*Directions for this task*
Your task is to restate the data word for word.

• • •

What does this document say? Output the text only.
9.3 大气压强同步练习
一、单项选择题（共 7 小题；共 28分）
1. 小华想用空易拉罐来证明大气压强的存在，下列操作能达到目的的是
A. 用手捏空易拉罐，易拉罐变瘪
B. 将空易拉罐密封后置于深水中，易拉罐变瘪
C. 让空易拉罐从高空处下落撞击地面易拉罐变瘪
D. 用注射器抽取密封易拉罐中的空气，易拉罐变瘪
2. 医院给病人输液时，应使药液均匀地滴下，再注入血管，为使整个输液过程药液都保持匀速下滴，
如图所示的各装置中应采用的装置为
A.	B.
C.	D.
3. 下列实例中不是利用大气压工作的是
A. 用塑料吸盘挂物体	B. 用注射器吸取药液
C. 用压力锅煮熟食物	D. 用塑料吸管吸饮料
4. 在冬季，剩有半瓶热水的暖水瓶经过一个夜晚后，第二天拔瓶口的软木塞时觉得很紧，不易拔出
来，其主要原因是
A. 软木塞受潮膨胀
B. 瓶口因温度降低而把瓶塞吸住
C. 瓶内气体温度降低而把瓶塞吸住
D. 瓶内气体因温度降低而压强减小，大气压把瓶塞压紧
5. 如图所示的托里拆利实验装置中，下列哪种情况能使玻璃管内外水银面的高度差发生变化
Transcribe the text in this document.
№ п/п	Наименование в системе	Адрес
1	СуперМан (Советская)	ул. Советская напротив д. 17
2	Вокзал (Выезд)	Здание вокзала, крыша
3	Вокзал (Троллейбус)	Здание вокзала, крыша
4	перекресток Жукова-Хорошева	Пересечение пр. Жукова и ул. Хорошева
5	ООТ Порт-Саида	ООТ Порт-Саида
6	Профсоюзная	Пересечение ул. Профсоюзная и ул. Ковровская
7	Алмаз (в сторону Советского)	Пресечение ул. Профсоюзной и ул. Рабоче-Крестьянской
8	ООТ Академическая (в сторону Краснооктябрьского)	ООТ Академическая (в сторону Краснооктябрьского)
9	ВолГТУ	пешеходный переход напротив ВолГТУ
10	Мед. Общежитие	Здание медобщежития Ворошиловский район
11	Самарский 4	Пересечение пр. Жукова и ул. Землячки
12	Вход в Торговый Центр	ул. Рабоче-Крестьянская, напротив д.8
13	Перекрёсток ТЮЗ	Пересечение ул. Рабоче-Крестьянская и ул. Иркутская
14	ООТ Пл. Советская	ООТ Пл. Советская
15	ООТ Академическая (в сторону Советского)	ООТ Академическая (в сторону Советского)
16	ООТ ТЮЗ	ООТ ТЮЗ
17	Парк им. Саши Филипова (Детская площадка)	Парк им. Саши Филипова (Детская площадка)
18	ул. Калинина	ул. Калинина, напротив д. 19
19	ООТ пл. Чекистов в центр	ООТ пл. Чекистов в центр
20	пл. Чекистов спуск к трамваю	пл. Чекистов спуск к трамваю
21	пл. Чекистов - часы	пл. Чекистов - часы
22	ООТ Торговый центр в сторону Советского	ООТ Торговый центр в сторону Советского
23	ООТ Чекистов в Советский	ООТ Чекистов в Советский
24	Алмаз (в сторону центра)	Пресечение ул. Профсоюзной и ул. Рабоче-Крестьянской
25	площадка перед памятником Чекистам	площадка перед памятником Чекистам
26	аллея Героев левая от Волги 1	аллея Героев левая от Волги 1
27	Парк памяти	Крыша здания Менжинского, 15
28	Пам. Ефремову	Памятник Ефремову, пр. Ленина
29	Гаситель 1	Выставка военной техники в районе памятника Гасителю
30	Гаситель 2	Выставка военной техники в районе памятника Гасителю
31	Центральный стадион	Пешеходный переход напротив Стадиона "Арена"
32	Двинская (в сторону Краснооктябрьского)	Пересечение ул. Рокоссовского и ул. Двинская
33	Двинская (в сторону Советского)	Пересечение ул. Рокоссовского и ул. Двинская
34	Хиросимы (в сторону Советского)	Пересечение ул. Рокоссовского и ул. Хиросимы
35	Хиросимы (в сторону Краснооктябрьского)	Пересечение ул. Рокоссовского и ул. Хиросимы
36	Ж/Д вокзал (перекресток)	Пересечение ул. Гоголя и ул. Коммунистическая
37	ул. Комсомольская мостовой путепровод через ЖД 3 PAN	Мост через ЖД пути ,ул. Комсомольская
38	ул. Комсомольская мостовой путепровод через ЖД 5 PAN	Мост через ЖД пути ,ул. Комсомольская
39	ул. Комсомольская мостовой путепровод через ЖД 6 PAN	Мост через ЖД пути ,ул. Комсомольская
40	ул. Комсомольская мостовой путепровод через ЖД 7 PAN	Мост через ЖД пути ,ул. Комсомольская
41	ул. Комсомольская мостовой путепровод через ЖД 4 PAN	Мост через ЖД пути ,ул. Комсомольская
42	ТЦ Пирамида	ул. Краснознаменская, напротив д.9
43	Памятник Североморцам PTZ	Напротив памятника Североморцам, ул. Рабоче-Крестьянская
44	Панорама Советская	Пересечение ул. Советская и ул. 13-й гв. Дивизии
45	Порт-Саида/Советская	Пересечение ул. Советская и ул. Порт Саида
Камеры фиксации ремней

• • •

*Task result*
What does this document say? Output the text only.
9.3 大气压强同步练习
一、单项选择题（共 7 小题；共 28分）
1. 小华想用空易拉罐来证明大气压强的存在，下列操作能达到目的的是
A. 用手捏空易拉罐，易拉罐变瘪
B. 将空易拉罐密封后置于深水中，易拉罐变瘪
C. 让空易拉罐从高空处下落撞击地面易拉罐变瘪
D. 用注射器抽取密封易拉罐中的空气，易拉罐变瘪
2. 医院给病人输液时，应使药液均匀地滴下，再注入血管，为使整个输液过程药液都保持匀速下滴，
如图所示的各装置中应采用的装置为
A.	B.
C.	D.
3. 下列实例中不是利用大气压工作的是
A. 用塑料吸盘挂物体	B. 用注射器吸取药液
C. 用压力锅煮熟食物	D. 用塑料吸管吸饮料
4. 在冬季，剩有半瓶热水的暖水瓶经过一个夜晚后，第二天拔瓶口的软木塞时觉得很紧，不易拔出
来，其主要原因是
A. 软木塞受潮膨胀
B. 瓶口因温度降低而把瓶塞吸住
C. 瓶内气体温度降低而把瓶塞吸住
D. 瓶内气体因温度降低而压强减小，大气压把瓶塞压紧
5. 如图所示的托里拆利实验装置中，下列哪种情况能使玻璃管内外水银面的高度差发生变化
Transcribe the text in this document.
№ п/п	Наименование в системе	Адрес
1	СуперМан (Советская)	ул. Советская напротив д. 17
2	Вокзал (Выезд)	Здание вокзала, крыша
3	Вокзал (Троллейбус)	Здание вокзала, крыша
4	перекресток Жукова-Хорошева	Пересечение пр. Жукова и ул. Хорошева
5	ООТ Порт-Саида	ООТ Порт-Саида
6	Профсоюзная	Пересечение ул. Профсоюзная и ул. Ковровская
7	Алмаз (в сторону Советского)	Пресечение ул. Профсоюзной и ул. Рабоче-Крестьянской
8	ООТ Академическая (в сторону Краснооктябрьского)	ООТ Академическая (в сторону Краснооктябрьского)
9	ВолГТУ	пешеходный переход напротив ВолГТУ
10	Мед. Общежитие	Здание медобщежития Ворошиловский район
11	Самарский 4	Пересечение пр. Жукова и ул. Землячки
12	Вход в Торговый Центр	ул. Рабоче-Крестьянская, напротив д.8
13	Перекрёсток ТЮЗ	Пересечение ул. Рабоче-Крестьянская и ул. Иркутская
14	ООТ Пл. Советская	ООТ Пл. Советская
15	ООТ Академическая (в сторону Советского)	ООТ Академическая (в сторону Советского)
16	ООТ ТЮЗ	ООТ ТЮЗ
17	Парк им. Саши Филипова (Детская площадка)	Парк им. Саши Филипова (Детская площадка)
18	ул. Калинина	ул. Калинина, напротив д. 19
19	ООТ пл. Чекистов в центр	ООТ пл. Чекистов в центр
20	пл. Чекистов спуск к трамваю	пл. Чекистов спуск к трамваю
21	пл. Чекистов - часы	пл. Чекистов - часы
22	ООТ Торговый центр в сторону Советского	ООТ Торговый центр в сторону Советского
23	ООТ Чекистов в Советский	ООТ Чекистов в Советский
24	Алмаз (в сторону центра)	Пресечение ул. Профсоюзной и ул. Рабоче-Крестьянской
25	площадка перед памятником Чекистам	площадка перед памятником Чекистам
26	аллея Героев левая от Волги 1	аллея Героев левая от Волги 1
27	Парк памяти	Крыша здания Менжинского, 15
28	Пам. Ефремову	Памятник Ефремову, пр. Ленина
29	Гаситель 1	Выставка военной техники в районе памятника Гасителю
30	Гаситель 2	Выставка военной техники в районе памятника Гасителю
31	Центральный стадион	Пешеходный переход напротив Стадиона "Арена"
32	Двинская (в сторону Краснооктябрьского)	Пересечение ул. Рокоссовского и ул. Двинская
33	Двинская (в сторону Советского)	Пересечение ул. Рокоссовского и ул. Двинская
34	Хиросимы (в сторону Советского)	Пересечение ул. Рокоссовского и ул. Хиросимы
35	Хиросимы (в сторону Краснооктябрьского)	Пересечение ул. Рокоссовского и ул. Хиросимы
36	Ж/Д вокзал (перекресток)	Пересечение ул. Гоголя и ул. Коммунистическая
37	ул. Комсомольская мостовой путепровод через ЖД 3 PAN	Мост через ЖД пути ,ул. Комсомольская
38	ул. Комсомольская мостовой путепровод через ЖД 5 PAN	Мост через ЖД пути ,ул. Комсомольская
39	ул. Комсомольская мостовой путепровод через ЖД 6 PAN	Мост через ЖД пути ,ул. Комсомольская
40	ул. Комсомольская мостовой путепровод через ЖД 7 PAN	Мост через ЖД пути ,ул. Комсомольская
41	ул. Комсомольская мостовой путепровод через ЖД 4 PAN	Мост через ЖД пути ,ул. Комсомольская
42	ТЦ Пирамида	ул. Краснознаменская, напротив д.9
43	Памятник Североморцам PTZ	Напротив памятника Североморцам, ул. Рабоче-Крестьянская
44	Панорама Советская	Пересечение ул. Советская и ул. 13-й гв. Дивизии
45	Порт-Саида/Советская	Пересечение ул. Советская и ул. Порт Саида
Камеры фиксации ремней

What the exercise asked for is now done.